■ Task goal:
Determine which lines contain the word "iflands", then copy those lines.

==== Provided data

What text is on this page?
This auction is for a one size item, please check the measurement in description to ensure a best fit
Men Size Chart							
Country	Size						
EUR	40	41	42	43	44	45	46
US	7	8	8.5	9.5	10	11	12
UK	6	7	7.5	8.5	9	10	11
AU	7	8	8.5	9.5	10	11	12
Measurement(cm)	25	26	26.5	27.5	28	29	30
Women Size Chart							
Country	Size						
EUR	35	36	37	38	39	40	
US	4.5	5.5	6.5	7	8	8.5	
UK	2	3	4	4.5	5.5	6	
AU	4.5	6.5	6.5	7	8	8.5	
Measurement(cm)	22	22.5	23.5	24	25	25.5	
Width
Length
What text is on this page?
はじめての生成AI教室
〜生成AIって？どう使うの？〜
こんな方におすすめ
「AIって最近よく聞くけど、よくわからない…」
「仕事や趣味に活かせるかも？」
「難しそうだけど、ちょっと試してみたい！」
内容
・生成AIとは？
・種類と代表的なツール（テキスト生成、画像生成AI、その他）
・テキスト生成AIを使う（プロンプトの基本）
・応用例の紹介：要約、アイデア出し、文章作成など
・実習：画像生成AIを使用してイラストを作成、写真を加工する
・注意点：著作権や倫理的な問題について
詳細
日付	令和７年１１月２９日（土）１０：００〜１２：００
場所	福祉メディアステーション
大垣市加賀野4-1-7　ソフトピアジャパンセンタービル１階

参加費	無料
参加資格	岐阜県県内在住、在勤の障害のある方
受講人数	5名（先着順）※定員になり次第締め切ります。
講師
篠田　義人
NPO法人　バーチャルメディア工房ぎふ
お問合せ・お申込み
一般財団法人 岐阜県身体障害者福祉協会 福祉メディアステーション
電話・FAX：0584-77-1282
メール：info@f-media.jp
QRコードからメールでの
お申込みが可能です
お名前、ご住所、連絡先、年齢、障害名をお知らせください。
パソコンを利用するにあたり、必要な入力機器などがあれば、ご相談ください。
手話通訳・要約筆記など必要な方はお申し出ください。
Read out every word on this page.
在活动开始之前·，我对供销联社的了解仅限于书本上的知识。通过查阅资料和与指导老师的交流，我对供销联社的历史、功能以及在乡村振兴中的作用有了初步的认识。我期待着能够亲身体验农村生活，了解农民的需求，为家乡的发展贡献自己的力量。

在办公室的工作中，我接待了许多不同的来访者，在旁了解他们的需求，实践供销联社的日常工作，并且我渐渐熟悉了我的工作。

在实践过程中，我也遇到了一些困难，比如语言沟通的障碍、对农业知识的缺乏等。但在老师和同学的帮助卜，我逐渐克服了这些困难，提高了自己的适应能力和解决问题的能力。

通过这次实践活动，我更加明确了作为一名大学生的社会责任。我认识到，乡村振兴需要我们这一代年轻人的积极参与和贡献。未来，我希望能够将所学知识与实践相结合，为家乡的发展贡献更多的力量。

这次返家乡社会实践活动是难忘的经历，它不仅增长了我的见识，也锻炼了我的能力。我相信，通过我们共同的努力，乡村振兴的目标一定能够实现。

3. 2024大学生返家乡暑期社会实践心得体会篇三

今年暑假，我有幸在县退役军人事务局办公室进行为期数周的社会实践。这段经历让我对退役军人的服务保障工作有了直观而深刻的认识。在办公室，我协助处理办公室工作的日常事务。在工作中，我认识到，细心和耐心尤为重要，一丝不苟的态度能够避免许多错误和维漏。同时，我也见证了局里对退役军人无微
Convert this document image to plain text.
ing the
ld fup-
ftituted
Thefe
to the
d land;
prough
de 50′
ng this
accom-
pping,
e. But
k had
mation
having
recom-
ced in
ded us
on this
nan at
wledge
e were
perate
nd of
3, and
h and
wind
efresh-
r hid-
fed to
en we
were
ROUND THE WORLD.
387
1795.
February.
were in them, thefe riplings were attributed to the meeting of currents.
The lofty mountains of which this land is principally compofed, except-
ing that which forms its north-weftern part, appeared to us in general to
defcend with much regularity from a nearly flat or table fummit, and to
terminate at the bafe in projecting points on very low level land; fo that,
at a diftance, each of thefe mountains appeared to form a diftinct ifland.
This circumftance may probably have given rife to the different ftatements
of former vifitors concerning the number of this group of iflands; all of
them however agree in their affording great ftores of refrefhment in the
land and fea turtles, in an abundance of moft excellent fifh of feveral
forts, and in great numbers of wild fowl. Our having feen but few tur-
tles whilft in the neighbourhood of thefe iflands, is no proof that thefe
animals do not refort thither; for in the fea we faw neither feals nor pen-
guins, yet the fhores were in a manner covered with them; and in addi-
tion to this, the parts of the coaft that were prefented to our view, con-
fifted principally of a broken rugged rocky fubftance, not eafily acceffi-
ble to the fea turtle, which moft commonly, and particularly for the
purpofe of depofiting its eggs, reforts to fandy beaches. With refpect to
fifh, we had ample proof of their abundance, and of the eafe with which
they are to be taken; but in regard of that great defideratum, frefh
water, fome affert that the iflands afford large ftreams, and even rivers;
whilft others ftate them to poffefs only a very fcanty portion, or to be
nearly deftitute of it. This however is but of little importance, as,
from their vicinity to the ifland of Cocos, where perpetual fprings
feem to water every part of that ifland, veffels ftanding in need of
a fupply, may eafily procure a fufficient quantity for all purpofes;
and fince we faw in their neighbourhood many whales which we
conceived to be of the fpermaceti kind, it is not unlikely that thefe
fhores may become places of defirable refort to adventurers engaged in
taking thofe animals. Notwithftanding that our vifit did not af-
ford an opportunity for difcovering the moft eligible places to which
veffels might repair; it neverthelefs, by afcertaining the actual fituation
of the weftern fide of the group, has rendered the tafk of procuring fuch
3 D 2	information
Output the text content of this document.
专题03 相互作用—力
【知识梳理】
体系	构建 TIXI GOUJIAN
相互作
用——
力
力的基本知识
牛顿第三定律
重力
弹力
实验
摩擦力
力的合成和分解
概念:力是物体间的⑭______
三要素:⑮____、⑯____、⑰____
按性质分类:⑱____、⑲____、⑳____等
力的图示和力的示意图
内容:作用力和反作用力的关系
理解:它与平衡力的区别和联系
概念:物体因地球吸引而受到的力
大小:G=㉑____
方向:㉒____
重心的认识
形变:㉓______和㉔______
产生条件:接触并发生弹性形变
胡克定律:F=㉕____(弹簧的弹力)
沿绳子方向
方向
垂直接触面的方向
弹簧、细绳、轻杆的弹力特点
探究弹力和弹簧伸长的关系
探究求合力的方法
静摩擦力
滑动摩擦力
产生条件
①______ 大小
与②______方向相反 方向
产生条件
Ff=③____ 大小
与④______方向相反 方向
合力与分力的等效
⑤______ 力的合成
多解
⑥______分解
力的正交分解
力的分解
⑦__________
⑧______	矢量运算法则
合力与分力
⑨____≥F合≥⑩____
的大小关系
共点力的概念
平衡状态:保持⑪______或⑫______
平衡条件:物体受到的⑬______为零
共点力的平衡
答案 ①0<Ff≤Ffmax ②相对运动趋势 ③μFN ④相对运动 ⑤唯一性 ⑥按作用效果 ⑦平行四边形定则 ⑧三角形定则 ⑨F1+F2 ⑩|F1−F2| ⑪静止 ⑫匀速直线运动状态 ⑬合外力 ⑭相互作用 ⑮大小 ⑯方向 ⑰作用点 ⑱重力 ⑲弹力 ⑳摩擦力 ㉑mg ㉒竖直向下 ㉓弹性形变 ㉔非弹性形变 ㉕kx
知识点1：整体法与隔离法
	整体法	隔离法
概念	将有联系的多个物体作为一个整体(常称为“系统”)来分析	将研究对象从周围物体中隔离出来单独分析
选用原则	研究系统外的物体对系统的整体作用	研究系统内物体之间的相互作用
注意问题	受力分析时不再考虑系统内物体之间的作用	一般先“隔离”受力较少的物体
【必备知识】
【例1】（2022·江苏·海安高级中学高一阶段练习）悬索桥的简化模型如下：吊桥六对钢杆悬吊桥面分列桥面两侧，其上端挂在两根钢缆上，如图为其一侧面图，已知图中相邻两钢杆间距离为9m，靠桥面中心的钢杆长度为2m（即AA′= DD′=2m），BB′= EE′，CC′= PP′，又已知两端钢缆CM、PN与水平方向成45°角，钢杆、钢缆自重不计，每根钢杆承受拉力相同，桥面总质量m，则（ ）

========

■ Answer to this exercise:
of former vifitors concerning the number of this group of iflands; all of
tles whilft in the neighbourhood of thefe iflands, is no proof that thefe
water, fome affert that the iflands afford large ftreams, and even rivers;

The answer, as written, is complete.